**Your task:** Format the lines as a two-column CSV with the headers "entry" and "response", one row per entry, beginning at the line that has "Patent image size: (969, 772)." and stopping after the line that has "In FIG. 17, the vertical". Put each entry's text and its response in one quoted field apiece, with line breaks turned into spaces.

◆ ◆ ◆ ◆

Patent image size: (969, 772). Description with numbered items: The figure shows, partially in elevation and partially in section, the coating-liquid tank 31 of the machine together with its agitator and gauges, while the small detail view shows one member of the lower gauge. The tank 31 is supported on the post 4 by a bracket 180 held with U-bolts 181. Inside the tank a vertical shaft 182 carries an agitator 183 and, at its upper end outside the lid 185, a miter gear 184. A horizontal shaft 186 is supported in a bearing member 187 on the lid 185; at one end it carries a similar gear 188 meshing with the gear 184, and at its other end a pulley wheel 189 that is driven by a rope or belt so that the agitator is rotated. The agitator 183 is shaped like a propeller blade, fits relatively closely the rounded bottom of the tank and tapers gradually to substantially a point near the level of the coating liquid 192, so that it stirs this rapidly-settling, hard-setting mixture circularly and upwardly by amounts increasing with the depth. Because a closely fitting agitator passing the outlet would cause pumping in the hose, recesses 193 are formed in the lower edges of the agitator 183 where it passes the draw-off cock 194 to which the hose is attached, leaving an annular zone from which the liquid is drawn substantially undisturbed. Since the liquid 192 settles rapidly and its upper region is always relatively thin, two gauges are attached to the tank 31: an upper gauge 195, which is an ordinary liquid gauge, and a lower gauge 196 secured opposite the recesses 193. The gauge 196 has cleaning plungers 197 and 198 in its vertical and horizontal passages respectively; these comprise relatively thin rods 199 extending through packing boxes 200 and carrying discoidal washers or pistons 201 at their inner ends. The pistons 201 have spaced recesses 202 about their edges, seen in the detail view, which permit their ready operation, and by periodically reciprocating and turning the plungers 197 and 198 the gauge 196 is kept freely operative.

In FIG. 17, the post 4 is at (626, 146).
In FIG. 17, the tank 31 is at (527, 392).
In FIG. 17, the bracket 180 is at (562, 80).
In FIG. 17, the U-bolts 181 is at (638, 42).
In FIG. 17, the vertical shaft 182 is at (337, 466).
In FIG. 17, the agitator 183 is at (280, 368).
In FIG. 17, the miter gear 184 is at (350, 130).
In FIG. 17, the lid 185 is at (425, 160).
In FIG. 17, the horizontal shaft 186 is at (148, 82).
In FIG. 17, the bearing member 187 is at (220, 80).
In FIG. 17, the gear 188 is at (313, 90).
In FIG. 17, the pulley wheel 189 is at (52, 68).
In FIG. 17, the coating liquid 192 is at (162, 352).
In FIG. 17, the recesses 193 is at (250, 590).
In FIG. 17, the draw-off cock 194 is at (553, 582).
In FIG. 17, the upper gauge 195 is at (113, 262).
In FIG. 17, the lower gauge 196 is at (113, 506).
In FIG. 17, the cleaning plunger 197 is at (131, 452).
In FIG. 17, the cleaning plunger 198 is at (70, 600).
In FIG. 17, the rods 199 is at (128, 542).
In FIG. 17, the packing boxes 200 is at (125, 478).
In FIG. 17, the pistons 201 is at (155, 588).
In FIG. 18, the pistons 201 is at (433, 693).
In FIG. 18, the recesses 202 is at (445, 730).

◆ ◆ ◆ ◆

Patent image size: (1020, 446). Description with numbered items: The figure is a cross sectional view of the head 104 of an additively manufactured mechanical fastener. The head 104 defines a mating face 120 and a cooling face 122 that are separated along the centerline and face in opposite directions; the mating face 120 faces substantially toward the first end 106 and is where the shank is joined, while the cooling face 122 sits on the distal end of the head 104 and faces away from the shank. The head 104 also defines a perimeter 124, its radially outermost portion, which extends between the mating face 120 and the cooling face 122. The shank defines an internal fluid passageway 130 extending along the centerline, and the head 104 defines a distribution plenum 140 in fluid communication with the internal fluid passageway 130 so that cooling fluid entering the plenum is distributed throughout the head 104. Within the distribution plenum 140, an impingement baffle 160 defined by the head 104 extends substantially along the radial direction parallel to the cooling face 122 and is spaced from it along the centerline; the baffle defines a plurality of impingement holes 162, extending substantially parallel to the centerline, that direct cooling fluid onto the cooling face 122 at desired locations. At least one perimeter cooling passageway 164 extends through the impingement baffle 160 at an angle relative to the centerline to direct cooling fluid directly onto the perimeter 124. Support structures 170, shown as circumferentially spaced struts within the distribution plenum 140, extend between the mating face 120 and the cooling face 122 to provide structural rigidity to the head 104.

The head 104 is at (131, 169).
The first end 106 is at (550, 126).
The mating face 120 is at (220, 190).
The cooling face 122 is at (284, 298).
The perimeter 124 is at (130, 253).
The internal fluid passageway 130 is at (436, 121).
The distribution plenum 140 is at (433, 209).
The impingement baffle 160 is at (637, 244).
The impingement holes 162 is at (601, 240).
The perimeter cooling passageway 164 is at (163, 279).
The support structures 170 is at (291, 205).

◆ ◆ ◆ ◆

**Reply:**
entry,response
"Patent image size: (969, 772). Description with numbered items: The figure shows, partially in elevation and partially in section, the coating-liquid tank 31 of the machine together with its agitator and gauges, while the small detail view shows one member of the lower gauge. The tank 31 is supported on the post 4 by a bracket 180 held with U-bolts 181. Inside the tank a vertical shaft 182 carries an agitator 183 and, at its upper end outside the lid 185, a miter gear 184. A horizontal shaft 186 is supported in a bearing member 187 on the lid 185; at one end it carries a similar gear 188 meshing with the gear 184, and at its other end a pulley wheel 189 that is driven by a rope or belt so that the agitator is rotated. The agitator 183 is shaped like a propeller blade, fits relatively closely the rounded bottom of the tank and tapers gradually to substantially a point near the level of the coating liquid 192, so that it stirs this rapidly-settling, hard-setting mixture circularly and upwardly by amounts increasing with the depth. Because a closely fitting agitator passing the outlet would cause pumping in the hose, recesses 193 are formed in the lower edges of the agitator 183 where it passes the draw-off cock 194 to which the hose is attached, leaving an annular zone from which the liquid is drawn substantially undisturbed. Since the liquid 192 settles rapidly and its upper region is always relatively thin, two gauges are attached to the tank 31: an upper gauge 195, which is an ordinary liquid gauge, and a lower gauge 196 secured opposite the recesses 193. The gauge 196 has cleaning plungers 197 and 198 in its vertical and horizontal passages respectively; these comprise relatively thin rods 199 extending through packing boxes 200 and carrying discoidal washers or pistons 201 at their inner ends. The pistons 201 have spaced recesses 202 about their edges, seen in the detail view, which permit their ready operation, and by periodically reciprocating and turning the plungers 197 and 198 the gauge 196 is kept freely operative.","In FIG. 17, the post 4 is at (626, 146). In FIG. 17, the tank 31 is at (527, 392). In FIG. 17, the bracket 180 is at (562, 80). In FIG. 17, the U-bolts 181 is at (638, 42). In FIG. 17, the vertical shaft 182 is at (337, 466)."